# [Your goal]
All the data should come back exactly as it was given.

--- Start ---

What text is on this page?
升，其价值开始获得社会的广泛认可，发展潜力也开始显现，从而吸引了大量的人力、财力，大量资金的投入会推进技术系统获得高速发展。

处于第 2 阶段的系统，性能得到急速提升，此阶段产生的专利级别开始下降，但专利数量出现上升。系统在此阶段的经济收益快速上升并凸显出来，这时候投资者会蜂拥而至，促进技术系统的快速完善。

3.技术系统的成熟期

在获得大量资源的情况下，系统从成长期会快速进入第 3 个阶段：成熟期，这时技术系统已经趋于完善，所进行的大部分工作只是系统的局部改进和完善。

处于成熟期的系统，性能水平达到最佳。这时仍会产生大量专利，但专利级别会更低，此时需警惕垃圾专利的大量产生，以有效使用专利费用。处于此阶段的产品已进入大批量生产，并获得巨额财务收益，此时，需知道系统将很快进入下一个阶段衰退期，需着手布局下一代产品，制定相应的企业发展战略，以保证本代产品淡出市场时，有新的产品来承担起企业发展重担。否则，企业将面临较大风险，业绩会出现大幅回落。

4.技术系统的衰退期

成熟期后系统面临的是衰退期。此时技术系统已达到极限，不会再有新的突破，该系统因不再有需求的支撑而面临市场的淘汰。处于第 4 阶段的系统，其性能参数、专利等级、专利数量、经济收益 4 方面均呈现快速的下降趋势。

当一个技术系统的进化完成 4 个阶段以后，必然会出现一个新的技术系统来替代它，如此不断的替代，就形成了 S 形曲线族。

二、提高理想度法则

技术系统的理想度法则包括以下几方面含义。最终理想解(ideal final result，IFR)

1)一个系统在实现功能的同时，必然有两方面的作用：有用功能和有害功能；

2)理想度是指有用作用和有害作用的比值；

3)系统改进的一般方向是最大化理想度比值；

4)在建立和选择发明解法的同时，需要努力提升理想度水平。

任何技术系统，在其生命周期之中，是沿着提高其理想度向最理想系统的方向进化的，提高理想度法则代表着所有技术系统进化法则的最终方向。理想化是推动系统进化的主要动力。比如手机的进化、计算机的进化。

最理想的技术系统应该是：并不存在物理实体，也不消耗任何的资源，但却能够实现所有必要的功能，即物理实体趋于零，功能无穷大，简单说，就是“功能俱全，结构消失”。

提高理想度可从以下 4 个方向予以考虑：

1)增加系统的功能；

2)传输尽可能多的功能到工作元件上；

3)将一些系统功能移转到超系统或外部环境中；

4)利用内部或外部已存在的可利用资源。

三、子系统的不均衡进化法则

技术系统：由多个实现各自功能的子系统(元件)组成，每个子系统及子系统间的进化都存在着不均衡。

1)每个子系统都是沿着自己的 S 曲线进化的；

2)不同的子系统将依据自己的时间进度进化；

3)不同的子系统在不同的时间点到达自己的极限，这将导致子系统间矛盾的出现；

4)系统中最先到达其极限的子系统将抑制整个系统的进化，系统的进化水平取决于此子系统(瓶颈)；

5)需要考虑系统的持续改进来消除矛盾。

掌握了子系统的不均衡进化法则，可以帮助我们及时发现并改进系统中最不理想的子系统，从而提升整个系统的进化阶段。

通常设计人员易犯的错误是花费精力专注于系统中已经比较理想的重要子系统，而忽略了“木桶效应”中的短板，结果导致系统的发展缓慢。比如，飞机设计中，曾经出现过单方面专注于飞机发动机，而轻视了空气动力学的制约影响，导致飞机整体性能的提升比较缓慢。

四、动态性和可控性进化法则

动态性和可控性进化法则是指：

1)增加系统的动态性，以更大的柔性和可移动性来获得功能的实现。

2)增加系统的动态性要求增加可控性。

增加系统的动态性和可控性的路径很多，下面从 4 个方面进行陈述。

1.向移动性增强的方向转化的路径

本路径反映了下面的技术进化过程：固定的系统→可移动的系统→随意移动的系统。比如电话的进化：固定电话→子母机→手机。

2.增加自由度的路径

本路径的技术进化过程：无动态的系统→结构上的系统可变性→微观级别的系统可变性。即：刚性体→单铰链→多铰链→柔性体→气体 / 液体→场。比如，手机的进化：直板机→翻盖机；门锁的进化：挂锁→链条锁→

--- End ---

# [Exercise result]
What text is on this page?
升，其价值开始获得社会的广泛认可，发展潜力也开始显现，从而吸引了大量的人力、财力，大量资金的投入会推进技术系统获得高速发展。

处于第 2 阶段的系统，性能得到急速提升，此阶段产生的专利级别开始下降，但专利数量出现上升。系统在此阶段的经济收益快速上升并凸显出来，这时候投资者会蜂拥而至，促进技术系统的快速完善。

3.技术系统的成熟期

在获得大量资源的情况下，系统从成长期会快速进入第 3 个阶段：成熟期，这时技术系统已经趋于完善，所进行的大部分工作只是系统的局部改进和完善。

处于成熟期的系统，性能水平达到最佳。这时仍会产生大量专利，但专利级别会更低，此时需警惕垃圾专利的大量产生，以有效使用专利费用。处于此阶段的产品已进入大批量生产，并获得巨额财务收益，此时，需知道系统将很快进入下一个阶段衰退期，需着手布局下一代产品，制定相应的企业发展战略，以保证本代产品淡出市场时，有新的产品来承担起企业发展重担。否则，企业将面临较大风险，业绩会出现大幅回落。

4.技术系统的衰退期

成熟期后系统面临的是衰退期。此时技术系统已达到极限，不会再有新的突破，该系统因不再有需求的支撑而面临市场的淘汰。处于第 4 阶段的系统，其性能参数、专利等级、专利数量、经济收益 4 方面均呈现快速的下降趋势。

当一个技术系统的进化完成 4 个阶段以后，必然会出现一个新的技术系统来替代它，如此不断的替代，就形成了 S 形曲线族。

二、提高理想度法则

技术系统的理想度法则包括以下几方面含义。最终理想解(ideal final result，IFR)

1)一个系统在实现功能的同时，必然有两方面的作用：有用功能和有害功能；

2)理想度是指有用作用和有害作用的比值；

3)系统改进的一般方向是最大化理想度比值；

4)在建立和选择发明解法的同时，需要努力提升理想度水平。

任何技术系统，在其生命周期之中，是沿着提高其理想度向最理想系统的方向进化的，提高理想度法则代表着所有技术系统进化法则的最终方向。理想化是推动系统进化的主要动力。比如手机的进化、计算机的进化。

最理想的技术系统应该是：并不存在物理实体，也不消耗任何的资源，但却能够实现所有必要的功能，即物理实体趋于零，功能无穷大，简单说，就是“功能俱全，结构消失”。

提高理想度可从以下 4 个方向予以考虑：

1)增加系统的功能；

2)传输尽可能多的功能到工作元件上；

3)将一些系统功能移转到超系统或外部环境中；

4)利用内部或外部已存在的可利用资源。

三、子系统的不均衡进化法则

技术系统：由多个实现各自功能的子系统(元件)组成，每个子系统及子系统间的进化都存在着不均衡。

1)每个子系统都是沿着自己的 S 曲线进化的；

2)不同的子系统将依据自己的时间进度进化；

3)不同的子系统在不同的时间点到达自己的极限，这将导致子系统间矛盾的出现；

4)系统中最先到达其极限的子系统将抑制整个系统的进化，系统的进化水平取决于此子系统(瓶颈)；

5)需要考虑系统的持续改进来消除矛盾。

掌握了子系统的不均衡进化法则，可以帮助我们及时发现并改进系统中最不理想的子系统，从而提升整个系统的进化阶段。

通常设计人员易犯的错误是花费精力专注于系统中已经比较理想的重要子系统，而忽略了“木桶效应”中的短板，结果导致系统的发展缓慢。比如，飞机设计中，曾经出现过单方面专注于飞机发动机，而轻视了空气动力学的制约影响，导致飞机整体性能的提升比较缓慢。

四、动态性和可控性进化法则

动态性和可控性进化法则是指：

1)增加系统的动态性，以更大的柔性和可移动性来获得功能的实现。

2)增加系统的动态性要求增加可控性。

增加系统的动态性和可控性的路径很多，下面从 4 个方面进行陈述。

1.向移动性增强的方向转化的路径

本路径反映了下面的技术进化过程：固定的系统→可移动的系统→随意移动的系统。比如电话的进化：固定电话→子母机→手机。

2.增加自由度的路径

本路径的技术进化过程：无动态的系统→结构上的系统可变性→微观级别的系统可变性。即：刚性体→单铰链→多铰链→柔性体→气体 / 液体→场。比如，手机的进化：直板机→翻盖机；门锁的进化：挂锁→链条锁→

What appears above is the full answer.